> EXERCISE DIRECTIONS: Find every line containing the word "TAHUN" and report the count, nothing more.

Rows from a dataset:
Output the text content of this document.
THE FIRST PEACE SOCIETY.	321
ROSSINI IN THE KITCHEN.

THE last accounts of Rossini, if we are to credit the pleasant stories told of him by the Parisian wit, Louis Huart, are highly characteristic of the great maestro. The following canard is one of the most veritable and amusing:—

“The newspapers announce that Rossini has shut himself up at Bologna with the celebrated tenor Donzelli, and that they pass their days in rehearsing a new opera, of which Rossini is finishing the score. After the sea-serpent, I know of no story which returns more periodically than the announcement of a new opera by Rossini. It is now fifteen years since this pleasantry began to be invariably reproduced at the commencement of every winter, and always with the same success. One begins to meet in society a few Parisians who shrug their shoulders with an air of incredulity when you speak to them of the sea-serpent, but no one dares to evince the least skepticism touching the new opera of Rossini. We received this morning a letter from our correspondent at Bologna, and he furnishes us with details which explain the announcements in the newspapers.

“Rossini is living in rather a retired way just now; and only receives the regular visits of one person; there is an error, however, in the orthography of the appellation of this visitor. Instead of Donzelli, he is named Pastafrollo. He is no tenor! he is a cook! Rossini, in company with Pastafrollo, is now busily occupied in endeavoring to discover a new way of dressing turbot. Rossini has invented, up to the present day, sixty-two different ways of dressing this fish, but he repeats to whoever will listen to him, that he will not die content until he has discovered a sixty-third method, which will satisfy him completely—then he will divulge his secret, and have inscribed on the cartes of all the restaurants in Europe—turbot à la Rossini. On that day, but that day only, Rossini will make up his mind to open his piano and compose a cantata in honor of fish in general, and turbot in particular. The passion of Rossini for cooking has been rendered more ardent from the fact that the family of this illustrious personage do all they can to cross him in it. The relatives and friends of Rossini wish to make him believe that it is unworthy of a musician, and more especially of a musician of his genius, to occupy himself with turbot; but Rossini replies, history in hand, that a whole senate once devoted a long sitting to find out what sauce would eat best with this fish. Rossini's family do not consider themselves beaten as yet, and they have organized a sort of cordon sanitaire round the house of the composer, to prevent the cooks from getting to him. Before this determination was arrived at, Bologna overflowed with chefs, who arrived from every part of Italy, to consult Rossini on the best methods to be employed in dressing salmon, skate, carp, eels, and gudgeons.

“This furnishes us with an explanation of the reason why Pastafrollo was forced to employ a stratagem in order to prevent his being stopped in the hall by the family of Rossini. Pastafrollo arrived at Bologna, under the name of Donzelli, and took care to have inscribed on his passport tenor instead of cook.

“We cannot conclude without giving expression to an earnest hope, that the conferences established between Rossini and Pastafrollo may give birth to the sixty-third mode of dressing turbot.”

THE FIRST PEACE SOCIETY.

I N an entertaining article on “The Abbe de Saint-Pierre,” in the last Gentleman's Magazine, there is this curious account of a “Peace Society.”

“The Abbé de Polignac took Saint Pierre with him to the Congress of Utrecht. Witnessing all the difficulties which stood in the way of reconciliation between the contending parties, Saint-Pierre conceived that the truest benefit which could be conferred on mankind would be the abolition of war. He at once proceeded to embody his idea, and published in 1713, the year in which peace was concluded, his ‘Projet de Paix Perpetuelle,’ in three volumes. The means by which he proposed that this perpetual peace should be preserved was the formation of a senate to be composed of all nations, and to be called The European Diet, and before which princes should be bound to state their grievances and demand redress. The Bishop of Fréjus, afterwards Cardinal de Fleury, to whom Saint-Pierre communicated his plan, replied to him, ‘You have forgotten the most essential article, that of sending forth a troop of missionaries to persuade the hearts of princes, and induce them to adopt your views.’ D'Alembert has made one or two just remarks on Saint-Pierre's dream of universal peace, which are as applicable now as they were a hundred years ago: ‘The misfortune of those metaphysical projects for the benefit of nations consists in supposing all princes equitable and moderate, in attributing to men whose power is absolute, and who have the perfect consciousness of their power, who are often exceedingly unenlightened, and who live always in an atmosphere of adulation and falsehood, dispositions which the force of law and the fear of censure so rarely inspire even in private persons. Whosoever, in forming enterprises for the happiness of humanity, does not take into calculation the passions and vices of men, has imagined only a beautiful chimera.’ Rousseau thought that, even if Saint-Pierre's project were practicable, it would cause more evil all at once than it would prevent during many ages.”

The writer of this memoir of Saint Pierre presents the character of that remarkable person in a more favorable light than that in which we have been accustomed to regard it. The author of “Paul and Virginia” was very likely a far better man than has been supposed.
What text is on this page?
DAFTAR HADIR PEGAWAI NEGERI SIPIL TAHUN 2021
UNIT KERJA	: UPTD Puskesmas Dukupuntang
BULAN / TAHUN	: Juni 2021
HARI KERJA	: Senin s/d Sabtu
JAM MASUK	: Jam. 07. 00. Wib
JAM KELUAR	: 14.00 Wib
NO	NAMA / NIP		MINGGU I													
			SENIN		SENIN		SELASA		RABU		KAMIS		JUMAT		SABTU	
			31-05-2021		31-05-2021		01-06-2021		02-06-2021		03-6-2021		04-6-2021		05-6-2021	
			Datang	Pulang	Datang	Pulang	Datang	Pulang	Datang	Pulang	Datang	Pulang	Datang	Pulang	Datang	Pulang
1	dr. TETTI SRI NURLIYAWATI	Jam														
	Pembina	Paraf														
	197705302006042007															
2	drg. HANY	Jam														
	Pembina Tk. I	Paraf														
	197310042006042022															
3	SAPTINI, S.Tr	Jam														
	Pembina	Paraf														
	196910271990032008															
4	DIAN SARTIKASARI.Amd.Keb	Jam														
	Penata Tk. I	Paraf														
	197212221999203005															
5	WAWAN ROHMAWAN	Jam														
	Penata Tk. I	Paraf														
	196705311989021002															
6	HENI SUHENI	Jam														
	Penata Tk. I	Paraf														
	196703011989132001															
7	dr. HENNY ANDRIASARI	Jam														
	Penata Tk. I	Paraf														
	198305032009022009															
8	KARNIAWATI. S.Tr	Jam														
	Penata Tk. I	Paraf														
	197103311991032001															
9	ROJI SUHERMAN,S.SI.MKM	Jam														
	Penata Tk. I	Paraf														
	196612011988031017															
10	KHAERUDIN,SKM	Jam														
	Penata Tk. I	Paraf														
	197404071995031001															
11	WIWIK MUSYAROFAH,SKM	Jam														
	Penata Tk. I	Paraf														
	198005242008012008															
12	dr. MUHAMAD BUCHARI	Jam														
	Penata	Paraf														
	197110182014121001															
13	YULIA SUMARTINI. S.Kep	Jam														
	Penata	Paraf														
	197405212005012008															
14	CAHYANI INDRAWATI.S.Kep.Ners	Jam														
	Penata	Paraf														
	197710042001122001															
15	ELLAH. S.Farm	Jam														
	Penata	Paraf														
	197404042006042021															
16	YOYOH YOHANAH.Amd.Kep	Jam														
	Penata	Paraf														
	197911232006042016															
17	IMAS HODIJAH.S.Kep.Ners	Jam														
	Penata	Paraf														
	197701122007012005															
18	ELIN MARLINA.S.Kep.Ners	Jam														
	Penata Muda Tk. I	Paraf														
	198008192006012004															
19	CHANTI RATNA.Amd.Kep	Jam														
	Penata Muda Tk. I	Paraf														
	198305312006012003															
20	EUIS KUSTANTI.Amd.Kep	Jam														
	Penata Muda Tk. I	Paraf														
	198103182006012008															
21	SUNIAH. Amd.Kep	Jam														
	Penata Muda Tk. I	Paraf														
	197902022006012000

> COMPLETE RESPONSE: 2